= EXERCISE DESCRIPTION =
In the passage on music as a language, which kinds of chords are named as ones the player knows finger patterns for?
┌─ GIVEN PASSAGE
IF music is a language (and it is),… no one can just get up one day and start speaking.
You have to practice with people who speak the language.
Like music, blocks of what makes any language what it is (understandable to a listener) becomes second nature and so in the heat of a musical passage the player can connect different phrases and altered phrases together to sound almost fresh and "fresh" each time.
Connecting these musical passages is also a function of finger patterns (that are memorized so much so that the player can play blind folded) and the memorization of musical phrases that the player can either play them backwards or jump in halfway through the musical phrase and still play it out to the end. Coltrane did this.
The player knows which finger patterns work with major, minor, dominant and altered chords. Soon the player is able to start from any point within the patterns. Each pattern is associated with a "sound". So you can break of a chunk and splice it backwards to create a different sound.
└─
┌─ PROVIDED DATA
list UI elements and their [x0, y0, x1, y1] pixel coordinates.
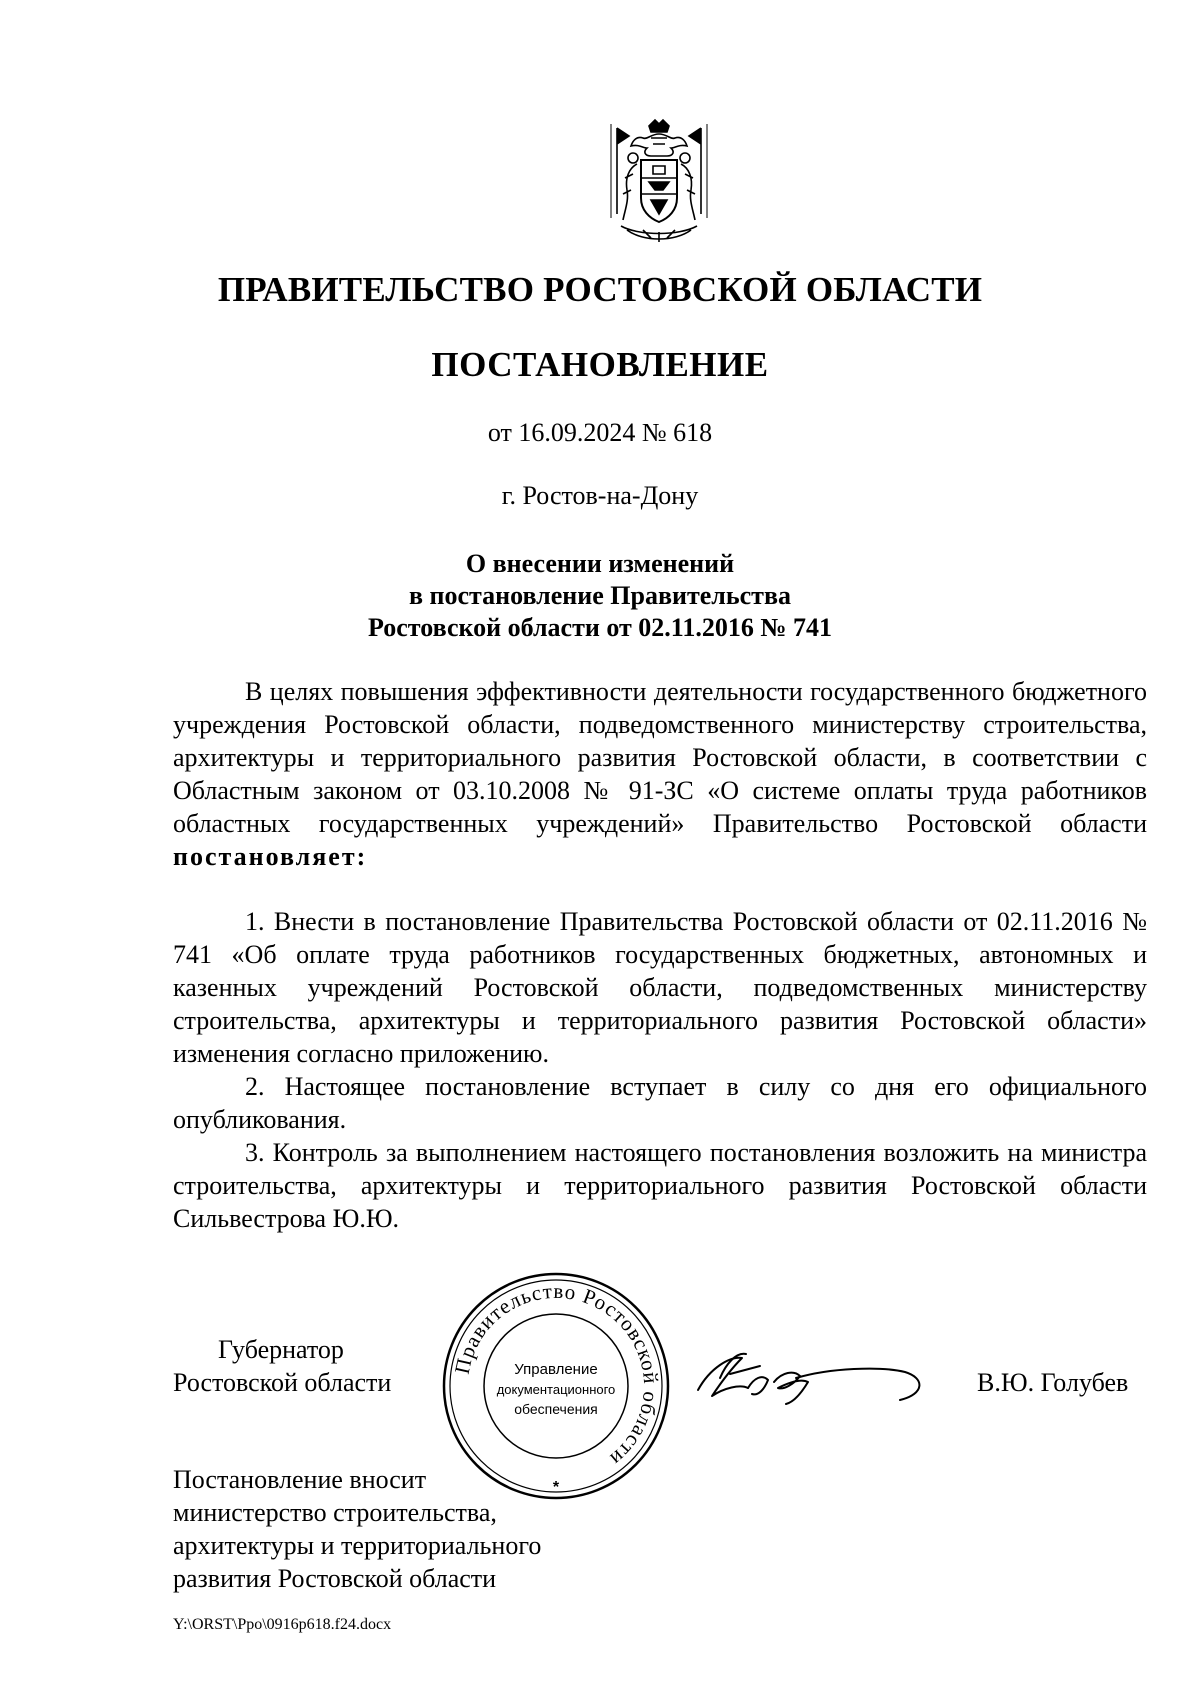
decree-item: 2. Настоящее постановление вступает в силу со дня его официального опубликования.	[173, 1072, 1147, 1134]
seal-ring-text: Правительство Ростовской области	[449, 1278, 664, 1472]
decree-item: 1. Внести в постановление Правительства Ростовской области от 02.11.2016 № 741 «Об оплате труда работников государственных бюджетных, автономных и казенных учреждений Ростовской области, подведомственных министерству строительства, архитектуры и территориального развития Ростовской области» изменения согласно приложению.	[173, 907, 1147, 1068]
submitted-by-note	[173, 1463, 541, 1595]
seal-center-line: документационного	[496, 1382, 616, 1397]
signatory-name: В.Ю. Голубев	[977, 1368, 1129, 1397]
submitted-by-line: развития Ростовской области	[173, 1564, 497, 1593]
decree-items	[173, 905, 1147, 1235]
preamble	[173, 675, 1147, 873]
subject-line: О внесении изменений	[465, 549, 735, 578]
decree-keyword: постановляет:	[173, 842, 368, 871]
subject-line: Ростовской области от 02.11.2016 № 741	[368, 613, 832, 642]
submitted-by-line: Постановление вносит	[173, 1465, 427, 1494]
seal-star: *	[552, 1479, 560, 1496]
signatory-title: Губернатор	[218, 1335, 344, 1364]
document-subject	[0, 548, 1200, 644]
file-path: Y:\ORST\Ppo\0916p618.f24.docx	[173, 1616, 392, 1633]
preamble-text: В целях повышения эффективности деятельности государственного бюджетного учреждения Ростовской области, подведомственного министерству строительства, архитектуры и территориального развития Ростовской области, в соответствии с Областным законом от 03.10.2008 № 91-ЗС «О системе оплаты труда работников областных государственных учреждений» Правительство Ростовской области	[173, 677, 1147, 838]
document-type: ПОСТАНОВЛЕНИЕ	[431, 345, 769, 384]
seal-center-line: Управление	[514, 1361, 598, 1378]
signatory-region: Ростовской области	[173, 1368, 392, 1397]
subject-line: в постановление Правительства	[408, 581, 791, 610]
submitted-by-line: архитектуры и территориального	[173, 1531, 542, 1560]
handwritten-signature	[690, 1338, 935, 1418]
government-title: ПРАВИТЕЛЬСТВО РОСТОВСКОЙ ОБЛАСТИ	[217, 270, 983, 309]
city: г. Ростов-на-Дону	[501, 481, 699, 510]
seal-center-line: обеспечения	[514, 1401, 598, 1417]
date-and-number: от 16.09.2024 № 618	[487, 418, 713, 447]
decree-item: 3. Контроль за выполнением настоящего постановления возложить на министра строительства, архитектуры и территориального развития Ростовской области Сильвестрова Ю.Ю.	[173, 1138, 1147, 1233]
coat-of-arms-icon	[603, 118, 715, 246]
submitted-by-line: министерство строительства,	[173, 1498, 497, 1527]
signatory-position	[173, 1333, 391, 1399]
└─
= TASK RESPONSE =
Major, minor, dominant and altered chords.